Stored records:
◇ ◇ ◇ ◇ ◇

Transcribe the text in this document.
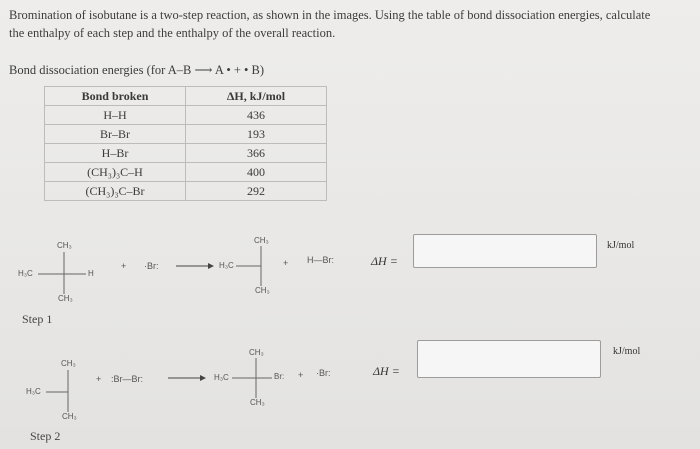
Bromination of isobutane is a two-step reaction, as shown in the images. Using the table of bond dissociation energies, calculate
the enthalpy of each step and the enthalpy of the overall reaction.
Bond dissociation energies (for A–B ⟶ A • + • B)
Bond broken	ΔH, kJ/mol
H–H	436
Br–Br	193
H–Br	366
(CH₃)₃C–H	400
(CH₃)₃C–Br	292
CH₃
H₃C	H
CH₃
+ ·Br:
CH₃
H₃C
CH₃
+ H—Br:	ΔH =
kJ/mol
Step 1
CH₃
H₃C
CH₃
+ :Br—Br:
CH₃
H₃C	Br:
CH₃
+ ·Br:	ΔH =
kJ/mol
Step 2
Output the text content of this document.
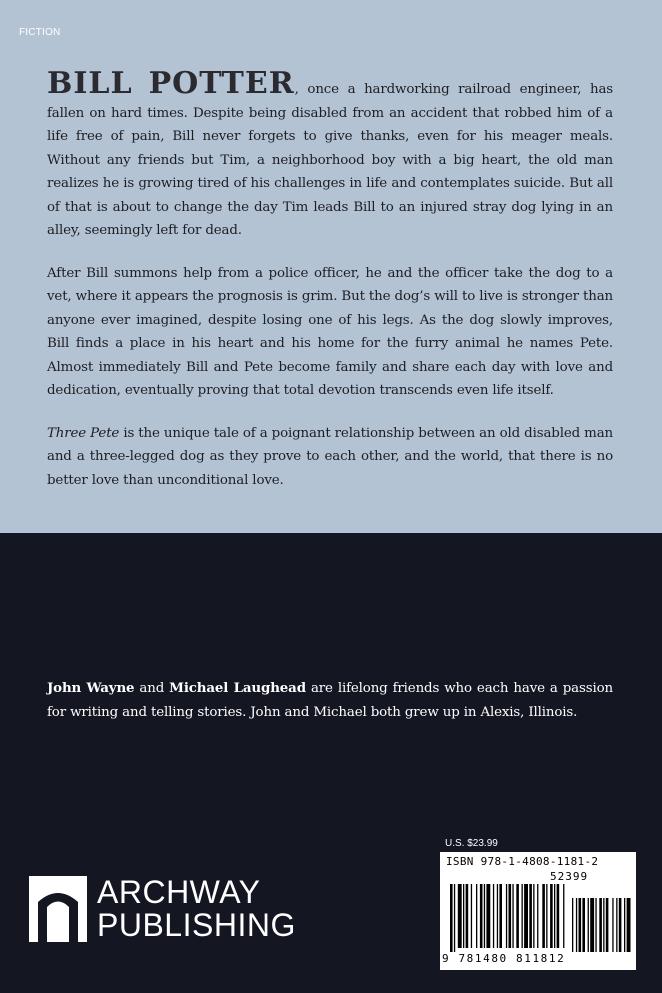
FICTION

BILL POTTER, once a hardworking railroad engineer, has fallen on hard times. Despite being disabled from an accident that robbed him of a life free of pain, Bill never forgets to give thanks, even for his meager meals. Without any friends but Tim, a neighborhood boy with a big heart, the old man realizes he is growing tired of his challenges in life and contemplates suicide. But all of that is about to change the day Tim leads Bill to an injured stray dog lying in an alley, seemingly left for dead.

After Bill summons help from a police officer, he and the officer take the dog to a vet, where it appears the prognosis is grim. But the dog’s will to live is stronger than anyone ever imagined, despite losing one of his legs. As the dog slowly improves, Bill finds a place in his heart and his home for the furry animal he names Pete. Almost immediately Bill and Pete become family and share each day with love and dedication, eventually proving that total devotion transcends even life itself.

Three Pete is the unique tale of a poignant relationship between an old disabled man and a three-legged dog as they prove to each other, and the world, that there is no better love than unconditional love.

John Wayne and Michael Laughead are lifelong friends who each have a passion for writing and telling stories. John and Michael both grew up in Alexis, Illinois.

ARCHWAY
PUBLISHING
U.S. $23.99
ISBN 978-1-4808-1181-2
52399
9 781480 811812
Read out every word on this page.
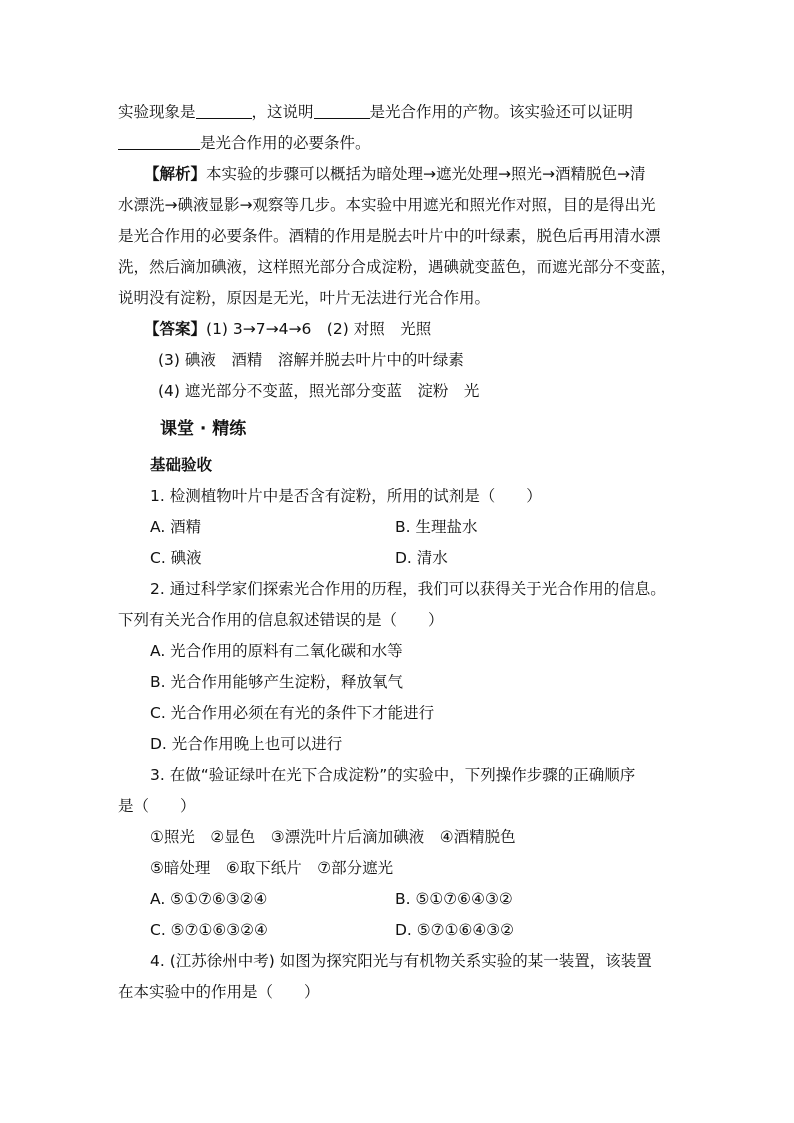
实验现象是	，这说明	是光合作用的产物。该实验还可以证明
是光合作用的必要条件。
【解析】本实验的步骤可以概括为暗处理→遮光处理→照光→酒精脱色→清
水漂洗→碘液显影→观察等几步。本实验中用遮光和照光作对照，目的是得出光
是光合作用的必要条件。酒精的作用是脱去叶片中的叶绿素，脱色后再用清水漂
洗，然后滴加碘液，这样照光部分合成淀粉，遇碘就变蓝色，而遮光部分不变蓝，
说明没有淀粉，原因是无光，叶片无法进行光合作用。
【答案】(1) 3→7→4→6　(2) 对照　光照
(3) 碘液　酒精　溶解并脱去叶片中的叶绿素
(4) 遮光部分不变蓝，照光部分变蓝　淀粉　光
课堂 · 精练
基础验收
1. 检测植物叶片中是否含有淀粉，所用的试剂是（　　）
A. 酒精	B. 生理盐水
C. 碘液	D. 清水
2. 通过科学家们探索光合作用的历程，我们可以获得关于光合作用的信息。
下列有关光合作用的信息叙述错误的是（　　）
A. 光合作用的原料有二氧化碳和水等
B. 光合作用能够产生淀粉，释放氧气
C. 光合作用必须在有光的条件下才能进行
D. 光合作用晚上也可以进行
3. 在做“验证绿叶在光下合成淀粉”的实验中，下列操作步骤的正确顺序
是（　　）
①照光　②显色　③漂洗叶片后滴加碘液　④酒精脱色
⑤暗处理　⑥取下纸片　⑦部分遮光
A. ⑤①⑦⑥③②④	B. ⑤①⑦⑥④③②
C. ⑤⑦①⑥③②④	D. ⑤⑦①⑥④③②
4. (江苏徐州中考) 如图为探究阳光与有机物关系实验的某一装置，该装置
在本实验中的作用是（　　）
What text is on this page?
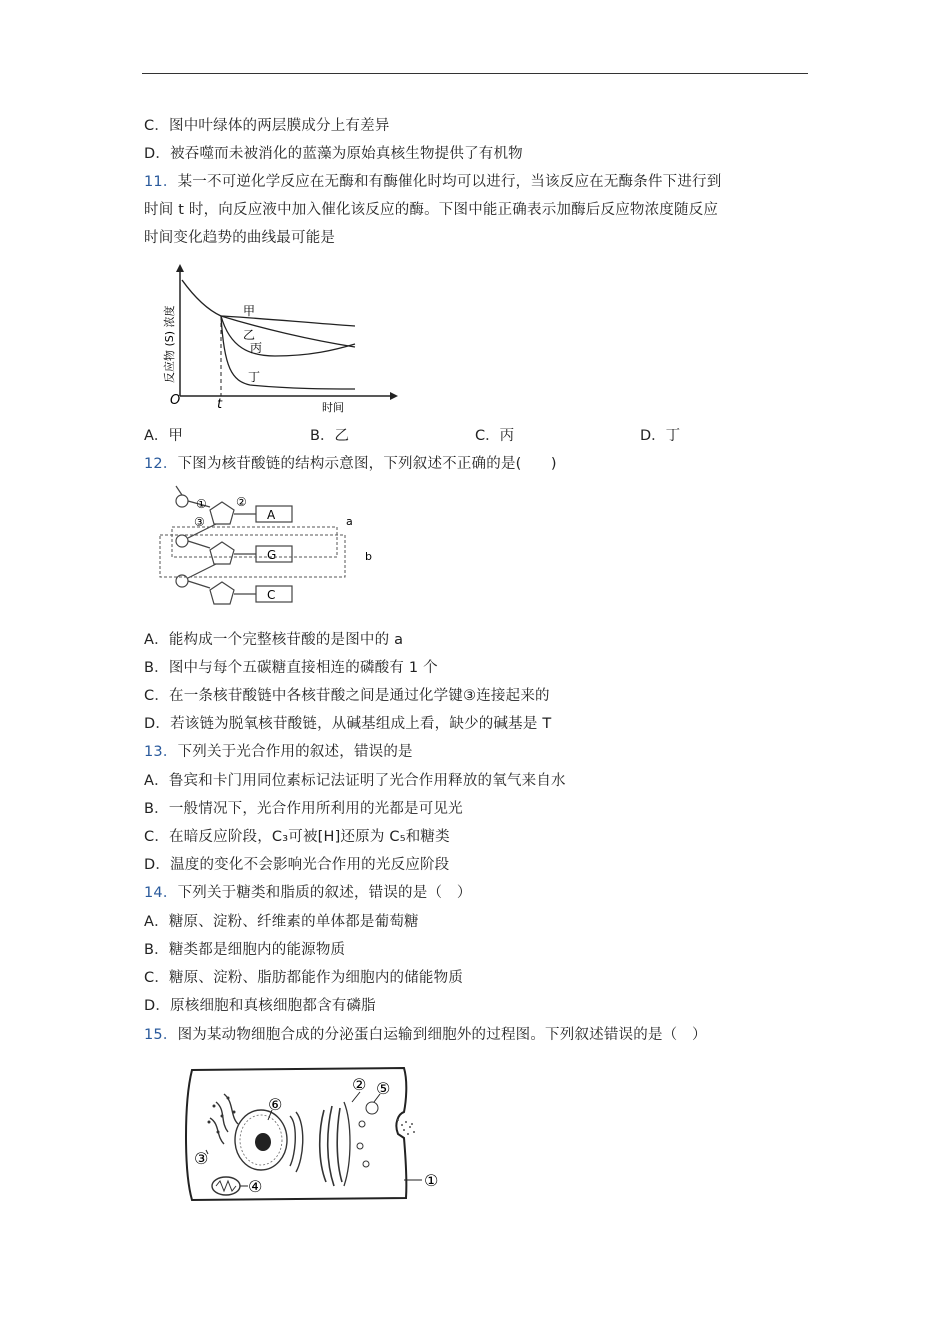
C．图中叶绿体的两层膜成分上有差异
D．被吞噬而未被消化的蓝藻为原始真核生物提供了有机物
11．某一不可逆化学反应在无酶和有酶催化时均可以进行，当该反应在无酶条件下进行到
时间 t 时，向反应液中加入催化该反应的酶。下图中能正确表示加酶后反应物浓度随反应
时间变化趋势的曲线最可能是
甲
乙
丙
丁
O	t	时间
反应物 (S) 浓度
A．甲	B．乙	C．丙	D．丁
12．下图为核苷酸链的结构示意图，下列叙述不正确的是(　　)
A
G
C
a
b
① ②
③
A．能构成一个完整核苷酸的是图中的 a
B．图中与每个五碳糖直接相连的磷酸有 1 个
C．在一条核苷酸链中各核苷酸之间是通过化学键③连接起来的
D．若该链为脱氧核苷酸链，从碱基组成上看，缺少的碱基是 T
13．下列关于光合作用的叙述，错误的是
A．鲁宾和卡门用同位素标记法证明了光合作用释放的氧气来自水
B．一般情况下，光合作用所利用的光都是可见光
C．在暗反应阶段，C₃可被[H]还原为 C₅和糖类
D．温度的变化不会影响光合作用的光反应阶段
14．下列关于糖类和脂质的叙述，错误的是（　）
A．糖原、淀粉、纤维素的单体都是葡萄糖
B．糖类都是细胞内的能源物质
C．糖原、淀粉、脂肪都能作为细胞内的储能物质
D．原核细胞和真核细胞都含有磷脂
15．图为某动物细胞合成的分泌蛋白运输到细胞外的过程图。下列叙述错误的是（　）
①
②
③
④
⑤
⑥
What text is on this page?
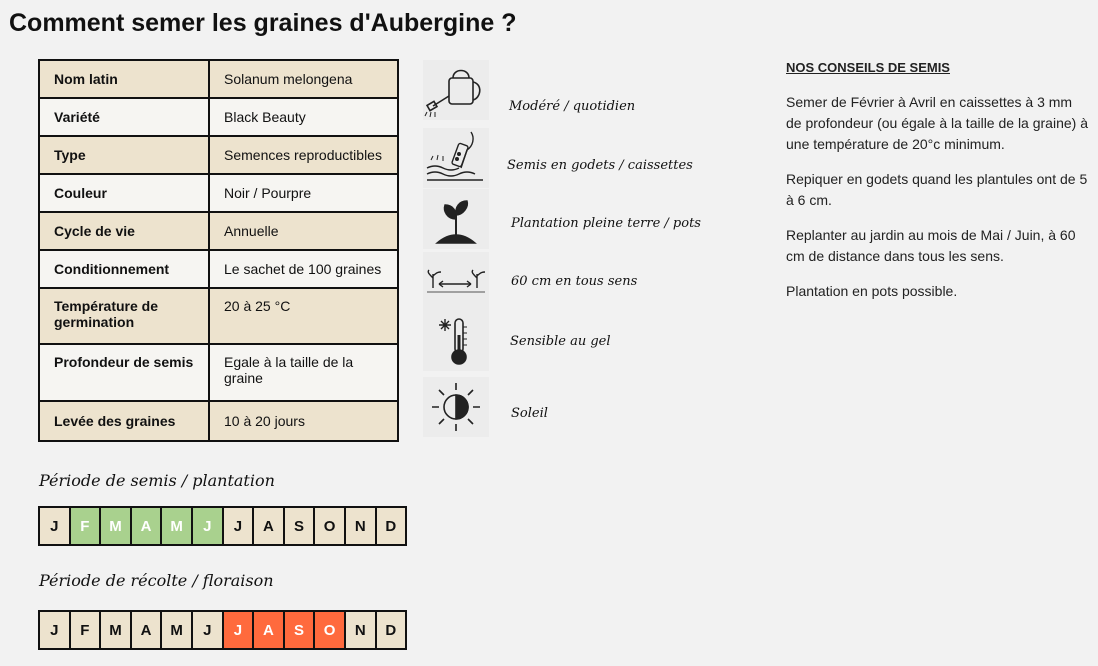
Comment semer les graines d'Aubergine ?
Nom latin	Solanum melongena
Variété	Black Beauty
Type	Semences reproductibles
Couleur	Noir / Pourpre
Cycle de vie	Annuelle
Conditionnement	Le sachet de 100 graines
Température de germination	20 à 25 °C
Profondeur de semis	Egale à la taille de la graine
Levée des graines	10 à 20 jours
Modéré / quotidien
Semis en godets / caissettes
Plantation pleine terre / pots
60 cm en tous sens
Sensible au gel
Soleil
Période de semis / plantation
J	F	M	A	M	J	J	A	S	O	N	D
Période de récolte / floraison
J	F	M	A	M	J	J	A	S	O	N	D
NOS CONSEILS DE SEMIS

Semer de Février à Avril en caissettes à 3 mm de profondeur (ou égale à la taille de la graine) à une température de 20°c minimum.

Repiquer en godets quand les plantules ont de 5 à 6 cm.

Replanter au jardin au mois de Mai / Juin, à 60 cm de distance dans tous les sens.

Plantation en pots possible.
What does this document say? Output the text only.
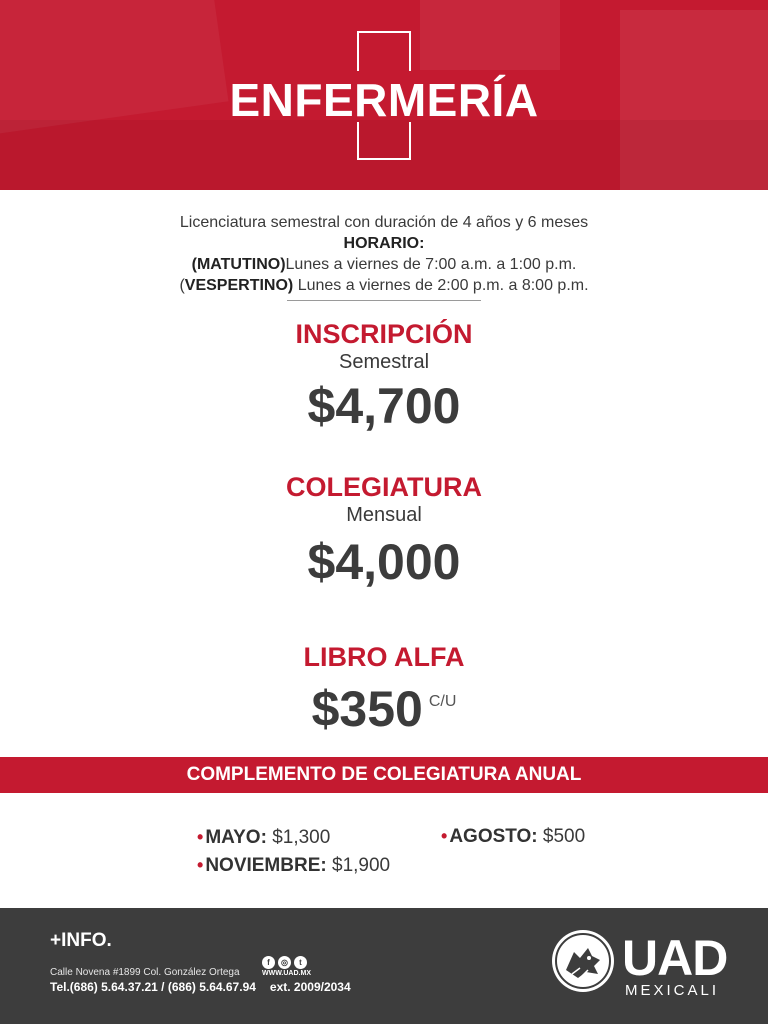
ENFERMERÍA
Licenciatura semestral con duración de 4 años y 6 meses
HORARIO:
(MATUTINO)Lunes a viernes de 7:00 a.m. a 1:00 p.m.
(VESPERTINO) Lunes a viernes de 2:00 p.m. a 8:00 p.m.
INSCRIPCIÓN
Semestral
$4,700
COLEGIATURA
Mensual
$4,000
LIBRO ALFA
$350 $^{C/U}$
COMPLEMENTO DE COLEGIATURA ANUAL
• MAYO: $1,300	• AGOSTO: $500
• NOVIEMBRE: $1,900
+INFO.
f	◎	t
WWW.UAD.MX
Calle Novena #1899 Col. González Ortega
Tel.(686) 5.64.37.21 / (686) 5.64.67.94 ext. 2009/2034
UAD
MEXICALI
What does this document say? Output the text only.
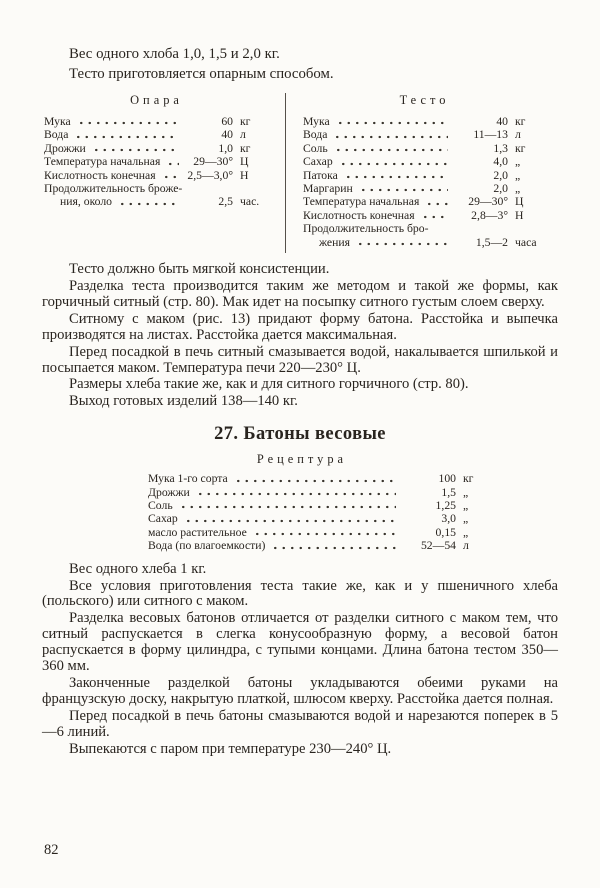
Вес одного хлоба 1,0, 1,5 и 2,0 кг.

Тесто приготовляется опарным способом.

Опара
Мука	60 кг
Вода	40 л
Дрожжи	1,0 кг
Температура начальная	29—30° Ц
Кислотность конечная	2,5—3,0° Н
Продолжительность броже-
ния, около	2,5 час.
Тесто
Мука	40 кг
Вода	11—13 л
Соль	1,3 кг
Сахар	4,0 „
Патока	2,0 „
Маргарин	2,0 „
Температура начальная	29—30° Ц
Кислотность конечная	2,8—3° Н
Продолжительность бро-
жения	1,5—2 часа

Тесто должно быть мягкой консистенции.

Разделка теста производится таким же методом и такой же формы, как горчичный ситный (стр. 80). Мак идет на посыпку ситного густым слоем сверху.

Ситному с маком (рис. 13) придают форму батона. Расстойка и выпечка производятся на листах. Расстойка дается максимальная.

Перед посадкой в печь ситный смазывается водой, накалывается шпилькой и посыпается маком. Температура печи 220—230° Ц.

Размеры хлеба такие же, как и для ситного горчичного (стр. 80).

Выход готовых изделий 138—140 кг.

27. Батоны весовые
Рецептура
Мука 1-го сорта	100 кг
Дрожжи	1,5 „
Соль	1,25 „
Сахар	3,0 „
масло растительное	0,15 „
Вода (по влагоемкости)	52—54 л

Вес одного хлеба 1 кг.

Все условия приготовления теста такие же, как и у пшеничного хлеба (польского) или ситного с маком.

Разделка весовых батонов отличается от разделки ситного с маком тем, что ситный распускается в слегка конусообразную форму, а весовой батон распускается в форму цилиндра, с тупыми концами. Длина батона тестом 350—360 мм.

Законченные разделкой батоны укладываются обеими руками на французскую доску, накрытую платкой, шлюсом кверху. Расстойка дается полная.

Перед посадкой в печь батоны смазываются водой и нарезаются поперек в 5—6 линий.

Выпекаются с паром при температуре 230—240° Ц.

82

◇ ◇ ◇ ◇ ◇

Exercise: Reproduce each line of the material containing the word "friends".

Problem solution:
BILL POTTER, once a hardworking railroad engineer, has fallen on hard times. Despite being disabled from an accident that robbed him of a life free of pain, Bill never forgets to give thanks, even for his meager meals. Without any friends but Tim, a neighborhood boy with a big heart, the old man realizes he is growing tired of his challenges in life and contemplates suicide. But all of that is about to change the day Tim leads Bill to an injured stray dog lying in an alley, seemingly left for dead.
John Wayne and Michael Laughead are lifelong friends who each have a passion for writing and telling stories. John and Michael both grew up in Alexis, Illinois.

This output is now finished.